─── Ausgewählter Textauszug
Dort, wo sich der Winter auf einmal beziffern lässt und sich von einem vagen Begriff in eine greifbare Zahl verwandelt, geht Fritz Schlierenzauer jeden Wintermorgen seit mehr als 30 Jahren den gleichen Weg.

Fritz Schlierenzauer prüft jeden Morgen, wie die Schneelage ist. (Foto: Foto: oh)

Er verlässt um halb sieben sein 60-Betten-Hotel am Körbersee, marschiert 100 Meter hinter das Haus zu einem etwa 50 Quadratmeter großen, mit Absperrband eingegrenzten Areal und leistet seinen Beitrag zum aktuellen Lawinenlagebericht in Vorarlberg.

Er beobachtet Wind und Wetter, bestimmt die Schneetemperatur und misst bei Bedarf die Menge des frisch gefallen Schnees. Im vergangenen Winter waren das insgesamt 13,31 Meter.

Im Moment liegt dort auf 1675 Metern Seehöhe nur etwas mehr als ein Meter, zu dem sich die insgesamt dreieinhalb Meter gefallener Schnee verfestigt haben, Tendenz steigend. "Generell haben wir den meisten Schnee erst im März oder gar April", sagt Schlierenzauer.

Selbst im Winter 2006/07, dem miserabelsten seit Bestehen der Skiindustrie, fielen immerhin 5,50 Meter. Schlierenzauer erinnert sich an einen Rekord aus dem Jahr 1967, als insgesamt 24 Meter Neuschnee eine fast 5,20 Meter dicke weiße Auflage bildeten. Bis zum 17. Juni sei damals der unweit gelegene Skilift am Salober in Betrieb gewesen, erst am 4. Juli war der See eisfrei.

Eine geschlossene Schneedecke von sieben Monaten gilt am Körbersee ohnehin als normal, im Schnitt beläuft sich die gefallene Schneemenge pro Saison auf etwa elf Meter. Das Skigebiet der kleinen Ortschaften Warth und Schröcken, zu dem der Körbersee zählt, hat es deshalb trotz der bescheidenen Größe von 66 Pistenkilometern kürzlich sogar in die englische Daily Mail geschafft, als Nummer eins unter den schneereichsten europäischen Skiresorts der Alpen, dicht gefolgt vom bekannten Zürs (10,40 Meter), Braunwald (neun Meter), Obertauern und Avoriaz. Als unerreicht gelten weltweit die Skiresorts im Westen der USA.
──────
─── Bereitgestelltes Material
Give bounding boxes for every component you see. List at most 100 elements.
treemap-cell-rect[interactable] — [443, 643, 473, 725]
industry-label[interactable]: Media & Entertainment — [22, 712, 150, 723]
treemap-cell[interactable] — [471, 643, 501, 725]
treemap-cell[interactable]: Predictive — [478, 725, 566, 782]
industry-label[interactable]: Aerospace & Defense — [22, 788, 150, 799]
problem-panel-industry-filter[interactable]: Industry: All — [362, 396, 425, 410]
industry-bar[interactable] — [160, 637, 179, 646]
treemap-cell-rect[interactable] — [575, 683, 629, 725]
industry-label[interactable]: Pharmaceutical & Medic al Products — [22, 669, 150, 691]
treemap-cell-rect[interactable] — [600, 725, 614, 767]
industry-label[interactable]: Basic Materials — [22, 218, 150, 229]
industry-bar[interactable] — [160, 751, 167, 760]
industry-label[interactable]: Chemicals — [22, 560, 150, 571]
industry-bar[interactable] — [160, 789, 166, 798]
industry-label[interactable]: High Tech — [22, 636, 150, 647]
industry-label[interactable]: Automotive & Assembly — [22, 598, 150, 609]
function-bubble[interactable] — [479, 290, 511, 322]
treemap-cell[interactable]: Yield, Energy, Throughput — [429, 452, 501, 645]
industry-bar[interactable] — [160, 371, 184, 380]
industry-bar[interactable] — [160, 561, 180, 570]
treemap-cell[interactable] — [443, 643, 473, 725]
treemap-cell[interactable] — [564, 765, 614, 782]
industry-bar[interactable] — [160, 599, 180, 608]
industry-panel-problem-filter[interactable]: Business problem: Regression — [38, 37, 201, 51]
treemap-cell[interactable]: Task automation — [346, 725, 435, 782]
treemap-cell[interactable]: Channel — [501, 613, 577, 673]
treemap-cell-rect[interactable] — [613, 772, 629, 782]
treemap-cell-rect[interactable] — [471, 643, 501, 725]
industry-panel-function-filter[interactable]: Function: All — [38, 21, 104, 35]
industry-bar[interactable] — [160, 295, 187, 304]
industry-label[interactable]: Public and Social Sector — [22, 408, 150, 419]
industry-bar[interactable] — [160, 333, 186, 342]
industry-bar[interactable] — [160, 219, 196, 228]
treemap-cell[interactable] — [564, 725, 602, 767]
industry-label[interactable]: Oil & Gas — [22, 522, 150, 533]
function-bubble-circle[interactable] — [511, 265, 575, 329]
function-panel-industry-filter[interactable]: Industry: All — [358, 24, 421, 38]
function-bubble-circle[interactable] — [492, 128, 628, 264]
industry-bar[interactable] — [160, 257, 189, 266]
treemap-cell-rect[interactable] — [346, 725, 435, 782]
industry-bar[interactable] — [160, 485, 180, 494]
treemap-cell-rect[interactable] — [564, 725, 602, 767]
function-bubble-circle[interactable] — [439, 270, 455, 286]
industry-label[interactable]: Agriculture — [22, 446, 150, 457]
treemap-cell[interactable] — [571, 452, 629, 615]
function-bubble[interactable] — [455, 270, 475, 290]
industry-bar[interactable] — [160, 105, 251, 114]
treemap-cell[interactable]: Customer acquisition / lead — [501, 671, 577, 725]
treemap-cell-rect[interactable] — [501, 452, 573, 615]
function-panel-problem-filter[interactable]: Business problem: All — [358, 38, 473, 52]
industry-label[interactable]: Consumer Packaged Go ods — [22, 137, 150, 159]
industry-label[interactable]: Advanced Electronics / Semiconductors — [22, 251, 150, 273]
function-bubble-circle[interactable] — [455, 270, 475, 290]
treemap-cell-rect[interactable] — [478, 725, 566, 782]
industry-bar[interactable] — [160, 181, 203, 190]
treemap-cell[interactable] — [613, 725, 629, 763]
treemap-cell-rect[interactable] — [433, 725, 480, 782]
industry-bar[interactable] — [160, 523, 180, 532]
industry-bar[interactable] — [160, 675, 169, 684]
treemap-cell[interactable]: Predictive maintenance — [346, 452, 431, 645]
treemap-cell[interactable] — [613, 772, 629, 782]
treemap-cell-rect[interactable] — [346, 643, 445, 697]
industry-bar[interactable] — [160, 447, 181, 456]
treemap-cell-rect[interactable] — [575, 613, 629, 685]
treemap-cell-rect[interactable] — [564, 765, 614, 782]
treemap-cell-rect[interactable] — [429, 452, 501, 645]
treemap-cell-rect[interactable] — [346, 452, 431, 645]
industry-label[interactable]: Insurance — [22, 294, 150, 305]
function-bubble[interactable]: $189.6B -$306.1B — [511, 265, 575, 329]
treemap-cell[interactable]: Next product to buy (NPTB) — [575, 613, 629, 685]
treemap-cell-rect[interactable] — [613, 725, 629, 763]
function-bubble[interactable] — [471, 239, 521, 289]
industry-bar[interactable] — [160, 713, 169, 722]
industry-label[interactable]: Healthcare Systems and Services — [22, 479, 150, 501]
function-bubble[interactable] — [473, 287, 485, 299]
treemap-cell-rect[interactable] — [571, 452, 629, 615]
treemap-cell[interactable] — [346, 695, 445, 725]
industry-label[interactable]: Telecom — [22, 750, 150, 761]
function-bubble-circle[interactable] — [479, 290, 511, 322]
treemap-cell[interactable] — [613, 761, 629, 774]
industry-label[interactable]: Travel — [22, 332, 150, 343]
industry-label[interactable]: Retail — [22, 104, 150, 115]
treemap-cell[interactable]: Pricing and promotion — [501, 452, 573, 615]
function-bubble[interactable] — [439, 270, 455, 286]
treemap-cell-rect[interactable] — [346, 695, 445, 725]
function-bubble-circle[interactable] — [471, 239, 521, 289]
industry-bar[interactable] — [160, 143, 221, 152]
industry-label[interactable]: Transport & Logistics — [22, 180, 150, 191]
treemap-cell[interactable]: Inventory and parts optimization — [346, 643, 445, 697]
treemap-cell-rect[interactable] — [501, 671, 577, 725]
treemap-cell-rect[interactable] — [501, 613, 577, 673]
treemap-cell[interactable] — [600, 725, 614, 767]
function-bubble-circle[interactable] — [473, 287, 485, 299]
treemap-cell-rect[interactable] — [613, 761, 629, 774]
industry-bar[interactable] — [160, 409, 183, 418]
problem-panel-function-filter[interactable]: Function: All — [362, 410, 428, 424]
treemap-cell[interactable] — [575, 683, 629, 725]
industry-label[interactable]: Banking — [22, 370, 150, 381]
──────
- _Zu bearbeitende Aufgaben_
1: Fassen Sie den Absatz des Textauszugs, der mit „Selbst im Winter 2006/07“ beginnt, als knappe Stichpunktliste zusammen und behalten Sie dabei seine wesentlichen Angaben bei.
2: Geben Sie den Textauszug von "Dort, wo sich" bis "(Foto: Foto: oh)" erneut wieder und ersetzen Sie dabei "Wintermorgen" durch "Morgen im Winter".
Die Einträge stehen in keinem Zusammenhang mit dem Textauszug.

- _Ausgearbeitete Lösungen_
1:
- Winter 2006/07, der schlechteste seit Bestehen der Skiindustrie: immerhin 5,50 Meter Schneefall
- Rekordjahr 1967: insgesamt 24 Meter Neuschnee, fast 5,20 Meter dicke Schneedecke
- Skilift am Salober damals bis zum 17. Juni in Betrieb
- See erst am 4. Juli eisfrei

2:
Dort, wo sich der Winter auf einmal beziffern lässt und sich von einem vagen Begriff in eine greifbare Zahl verwandelt, geht Fritz Schlierenzauer jeden Morgen im Winter seit mehr als 30 Jahren den gleichen Weg.

Fritz Schlierenzauer prüft jeden Morgen, wie die Schneelage ist. (Foto: Foto: oh)